**Written request:** Below are some records. Pull every line that contains the word "Nastavenia".
— BEGIN Excerpted data —
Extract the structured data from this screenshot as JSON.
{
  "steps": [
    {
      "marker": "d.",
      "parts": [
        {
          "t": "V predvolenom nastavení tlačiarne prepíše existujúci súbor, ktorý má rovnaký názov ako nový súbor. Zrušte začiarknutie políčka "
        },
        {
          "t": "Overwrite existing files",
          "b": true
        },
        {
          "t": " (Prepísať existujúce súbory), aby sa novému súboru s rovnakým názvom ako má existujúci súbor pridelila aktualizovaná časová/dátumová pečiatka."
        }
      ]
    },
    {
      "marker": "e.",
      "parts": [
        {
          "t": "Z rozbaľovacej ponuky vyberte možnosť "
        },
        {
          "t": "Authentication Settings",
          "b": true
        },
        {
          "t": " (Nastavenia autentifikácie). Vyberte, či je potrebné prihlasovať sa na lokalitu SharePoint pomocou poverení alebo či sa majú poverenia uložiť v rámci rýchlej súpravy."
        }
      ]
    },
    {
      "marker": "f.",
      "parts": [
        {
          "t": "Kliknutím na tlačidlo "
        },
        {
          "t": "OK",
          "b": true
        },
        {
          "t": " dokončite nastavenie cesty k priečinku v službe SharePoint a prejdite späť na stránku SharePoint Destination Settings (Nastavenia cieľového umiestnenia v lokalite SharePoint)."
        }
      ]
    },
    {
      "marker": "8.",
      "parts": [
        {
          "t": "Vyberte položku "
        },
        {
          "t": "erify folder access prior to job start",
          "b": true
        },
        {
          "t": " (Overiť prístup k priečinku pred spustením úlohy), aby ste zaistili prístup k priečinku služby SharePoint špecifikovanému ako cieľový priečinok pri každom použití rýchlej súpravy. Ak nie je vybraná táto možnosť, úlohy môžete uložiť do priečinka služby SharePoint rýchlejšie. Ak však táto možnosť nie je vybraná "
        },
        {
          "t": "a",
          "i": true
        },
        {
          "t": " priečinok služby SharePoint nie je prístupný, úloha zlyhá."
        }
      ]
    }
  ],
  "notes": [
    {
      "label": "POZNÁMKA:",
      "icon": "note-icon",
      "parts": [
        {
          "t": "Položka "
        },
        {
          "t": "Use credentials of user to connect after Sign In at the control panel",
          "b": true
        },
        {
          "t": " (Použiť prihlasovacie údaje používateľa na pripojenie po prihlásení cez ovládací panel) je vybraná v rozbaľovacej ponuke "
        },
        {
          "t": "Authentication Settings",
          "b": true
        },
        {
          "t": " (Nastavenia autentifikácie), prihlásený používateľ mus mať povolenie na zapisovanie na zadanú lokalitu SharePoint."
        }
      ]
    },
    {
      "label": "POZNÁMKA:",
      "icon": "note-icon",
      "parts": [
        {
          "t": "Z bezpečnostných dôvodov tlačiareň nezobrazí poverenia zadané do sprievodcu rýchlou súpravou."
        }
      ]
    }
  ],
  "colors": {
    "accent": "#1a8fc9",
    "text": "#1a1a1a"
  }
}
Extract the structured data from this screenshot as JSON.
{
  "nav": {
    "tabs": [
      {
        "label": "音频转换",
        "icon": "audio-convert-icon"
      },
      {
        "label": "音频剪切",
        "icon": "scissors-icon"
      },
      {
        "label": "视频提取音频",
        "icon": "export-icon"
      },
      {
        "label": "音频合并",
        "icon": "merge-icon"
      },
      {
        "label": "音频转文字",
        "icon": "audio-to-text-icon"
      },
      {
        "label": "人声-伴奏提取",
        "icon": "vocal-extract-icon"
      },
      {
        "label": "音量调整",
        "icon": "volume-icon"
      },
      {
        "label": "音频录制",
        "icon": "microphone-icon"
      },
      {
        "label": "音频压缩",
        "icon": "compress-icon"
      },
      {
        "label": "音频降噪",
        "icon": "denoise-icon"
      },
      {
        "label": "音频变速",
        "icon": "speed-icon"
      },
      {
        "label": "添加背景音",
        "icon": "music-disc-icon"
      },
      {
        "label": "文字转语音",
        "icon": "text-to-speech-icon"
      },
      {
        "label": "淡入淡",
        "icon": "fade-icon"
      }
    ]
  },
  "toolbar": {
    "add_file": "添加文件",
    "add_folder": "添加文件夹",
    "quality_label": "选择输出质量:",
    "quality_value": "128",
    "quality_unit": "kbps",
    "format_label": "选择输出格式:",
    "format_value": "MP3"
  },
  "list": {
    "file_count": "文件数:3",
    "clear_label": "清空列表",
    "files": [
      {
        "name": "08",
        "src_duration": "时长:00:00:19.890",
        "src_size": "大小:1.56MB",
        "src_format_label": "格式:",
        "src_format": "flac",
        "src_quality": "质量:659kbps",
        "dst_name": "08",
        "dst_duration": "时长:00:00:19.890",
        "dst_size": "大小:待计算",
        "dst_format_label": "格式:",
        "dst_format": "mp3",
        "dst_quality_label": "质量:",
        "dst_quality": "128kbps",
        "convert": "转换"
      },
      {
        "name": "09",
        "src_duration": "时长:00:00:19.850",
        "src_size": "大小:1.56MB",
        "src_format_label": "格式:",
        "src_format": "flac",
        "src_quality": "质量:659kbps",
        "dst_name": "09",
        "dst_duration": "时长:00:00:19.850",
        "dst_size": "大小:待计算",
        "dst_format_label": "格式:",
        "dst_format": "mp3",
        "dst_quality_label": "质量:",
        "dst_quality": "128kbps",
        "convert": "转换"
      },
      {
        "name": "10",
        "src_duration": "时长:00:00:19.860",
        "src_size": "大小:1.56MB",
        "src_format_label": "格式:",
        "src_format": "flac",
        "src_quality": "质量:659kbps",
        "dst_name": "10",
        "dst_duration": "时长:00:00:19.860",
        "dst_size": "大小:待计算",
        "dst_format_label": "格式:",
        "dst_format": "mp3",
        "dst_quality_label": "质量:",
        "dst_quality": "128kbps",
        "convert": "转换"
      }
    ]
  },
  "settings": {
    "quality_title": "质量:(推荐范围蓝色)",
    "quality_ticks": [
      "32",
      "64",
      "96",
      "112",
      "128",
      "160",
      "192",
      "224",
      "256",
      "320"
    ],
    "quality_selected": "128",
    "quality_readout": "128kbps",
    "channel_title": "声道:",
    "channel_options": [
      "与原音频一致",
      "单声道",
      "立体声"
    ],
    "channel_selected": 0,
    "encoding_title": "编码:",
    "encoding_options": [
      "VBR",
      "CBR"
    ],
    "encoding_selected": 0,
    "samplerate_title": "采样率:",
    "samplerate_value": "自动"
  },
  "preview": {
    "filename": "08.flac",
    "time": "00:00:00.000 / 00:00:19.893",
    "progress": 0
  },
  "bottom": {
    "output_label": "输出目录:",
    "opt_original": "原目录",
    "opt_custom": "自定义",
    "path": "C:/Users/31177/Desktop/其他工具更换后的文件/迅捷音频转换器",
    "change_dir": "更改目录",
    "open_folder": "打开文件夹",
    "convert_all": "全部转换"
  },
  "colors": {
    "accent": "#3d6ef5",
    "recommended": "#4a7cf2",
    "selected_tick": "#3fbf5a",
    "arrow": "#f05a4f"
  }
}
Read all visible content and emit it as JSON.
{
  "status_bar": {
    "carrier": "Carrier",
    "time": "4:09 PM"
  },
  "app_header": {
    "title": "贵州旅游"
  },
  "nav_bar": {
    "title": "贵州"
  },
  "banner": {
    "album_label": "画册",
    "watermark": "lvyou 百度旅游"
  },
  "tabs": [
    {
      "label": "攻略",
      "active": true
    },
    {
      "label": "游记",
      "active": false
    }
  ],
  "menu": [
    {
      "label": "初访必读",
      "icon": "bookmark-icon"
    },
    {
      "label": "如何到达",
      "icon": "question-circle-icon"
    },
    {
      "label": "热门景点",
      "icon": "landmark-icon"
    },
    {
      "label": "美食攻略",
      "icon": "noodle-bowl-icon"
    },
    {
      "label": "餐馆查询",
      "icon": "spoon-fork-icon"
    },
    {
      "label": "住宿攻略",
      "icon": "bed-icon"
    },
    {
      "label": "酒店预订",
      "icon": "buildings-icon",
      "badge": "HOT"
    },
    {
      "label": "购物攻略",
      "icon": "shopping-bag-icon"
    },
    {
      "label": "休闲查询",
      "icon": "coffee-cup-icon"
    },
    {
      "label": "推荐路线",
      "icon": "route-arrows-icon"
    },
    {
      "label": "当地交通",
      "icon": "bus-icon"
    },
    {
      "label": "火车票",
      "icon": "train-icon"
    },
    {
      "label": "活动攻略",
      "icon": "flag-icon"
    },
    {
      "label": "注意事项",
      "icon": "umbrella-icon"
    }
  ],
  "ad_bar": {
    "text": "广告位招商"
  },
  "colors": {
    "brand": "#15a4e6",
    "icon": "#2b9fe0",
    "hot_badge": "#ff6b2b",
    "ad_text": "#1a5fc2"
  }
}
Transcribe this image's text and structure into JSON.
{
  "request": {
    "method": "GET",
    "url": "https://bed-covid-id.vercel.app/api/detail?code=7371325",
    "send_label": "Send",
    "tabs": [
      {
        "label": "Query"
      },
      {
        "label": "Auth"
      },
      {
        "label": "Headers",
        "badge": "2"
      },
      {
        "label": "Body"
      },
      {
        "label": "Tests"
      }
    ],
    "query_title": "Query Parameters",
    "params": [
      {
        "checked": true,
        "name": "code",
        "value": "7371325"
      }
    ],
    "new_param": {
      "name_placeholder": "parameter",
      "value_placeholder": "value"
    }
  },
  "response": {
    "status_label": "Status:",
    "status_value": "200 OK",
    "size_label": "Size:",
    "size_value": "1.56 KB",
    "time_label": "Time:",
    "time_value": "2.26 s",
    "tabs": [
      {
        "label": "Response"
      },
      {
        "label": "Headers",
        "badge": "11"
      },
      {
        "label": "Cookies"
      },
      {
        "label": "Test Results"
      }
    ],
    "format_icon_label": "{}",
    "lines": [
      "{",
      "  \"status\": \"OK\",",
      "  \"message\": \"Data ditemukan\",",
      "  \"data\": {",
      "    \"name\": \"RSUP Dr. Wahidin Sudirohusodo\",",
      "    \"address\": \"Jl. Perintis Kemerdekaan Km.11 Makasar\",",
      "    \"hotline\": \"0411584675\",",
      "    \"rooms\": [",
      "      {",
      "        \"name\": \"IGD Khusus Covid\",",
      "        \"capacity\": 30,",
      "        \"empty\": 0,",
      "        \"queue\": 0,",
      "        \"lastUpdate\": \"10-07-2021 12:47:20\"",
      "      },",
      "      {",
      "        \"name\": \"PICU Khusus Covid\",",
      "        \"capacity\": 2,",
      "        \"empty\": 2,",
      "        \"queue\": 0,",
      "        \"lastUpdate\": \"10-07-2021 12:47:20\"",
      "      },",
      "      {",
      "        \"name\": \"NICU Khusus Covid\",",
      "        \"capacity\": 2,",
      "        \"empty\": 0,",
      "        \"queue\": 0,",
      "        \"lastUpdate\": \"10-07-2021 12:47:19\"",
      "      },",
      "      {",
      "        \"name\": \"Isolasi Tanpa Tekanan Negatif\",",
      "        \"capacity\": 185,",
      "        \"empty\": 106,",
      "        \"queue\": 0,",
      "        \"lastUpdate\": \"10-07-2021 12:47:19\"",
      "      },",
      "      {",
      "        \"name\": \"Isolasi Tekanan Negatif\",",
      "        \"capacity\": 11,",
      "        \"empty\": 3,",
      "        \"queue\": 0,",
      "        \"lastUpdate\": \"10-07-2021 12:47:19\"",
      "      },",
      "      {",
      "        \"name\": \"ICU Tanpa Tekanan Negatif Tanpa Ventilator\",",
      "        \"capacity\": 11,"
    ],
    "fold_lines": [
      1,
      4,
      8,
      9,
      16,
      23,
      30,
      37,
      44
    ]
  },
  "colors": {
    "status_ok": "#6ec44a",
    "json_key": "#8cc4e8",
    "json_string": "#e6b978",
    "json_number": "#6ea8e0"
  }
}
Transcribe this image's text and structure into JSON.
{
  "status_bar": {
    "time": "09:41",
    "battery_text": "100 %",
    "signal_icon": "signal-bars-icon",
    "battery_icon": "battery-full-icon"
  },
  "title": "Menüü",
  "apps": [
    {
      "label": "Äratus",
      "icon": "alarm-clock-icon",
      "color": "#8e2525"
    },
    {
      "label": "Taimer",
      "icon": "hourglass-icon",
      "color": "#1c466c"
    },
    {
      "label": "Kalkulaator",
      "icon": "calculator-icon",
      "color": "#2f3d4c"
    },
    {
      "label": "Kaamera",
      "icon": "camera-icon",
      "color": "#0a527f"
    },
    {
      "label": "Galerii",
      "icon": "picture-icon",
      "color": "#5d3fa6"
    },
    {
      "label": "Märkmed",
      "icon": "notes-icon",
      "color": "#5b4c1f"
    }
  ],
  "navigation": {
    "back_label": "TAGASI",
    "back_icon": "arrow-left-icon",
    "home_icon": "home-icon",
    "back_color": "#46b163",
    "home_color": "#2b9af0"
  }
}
— END Excerpted data —
**Result of the task:**
          "t": " (Nastavenia autentifikácie). Vyberte, či je potrebné prihlasovať sa na lokalitu SharePoint pomocou poverení alebo či sa majú poverenia uložiť v rámci rýchlej súpravy."
          "t": " dokončite nastavenie cesty k priečinku v službe SharePoint a prejdite späť na stránku SharePoint Destination Settings (Nastavenia cieľového umiestnenia v lokalite SharePoint)."
          "t": " (Nastavenia autentifikácie), prihlásený používateľ mus mať povolenie na zapisovanie na zadanú lokalitu SharePoint."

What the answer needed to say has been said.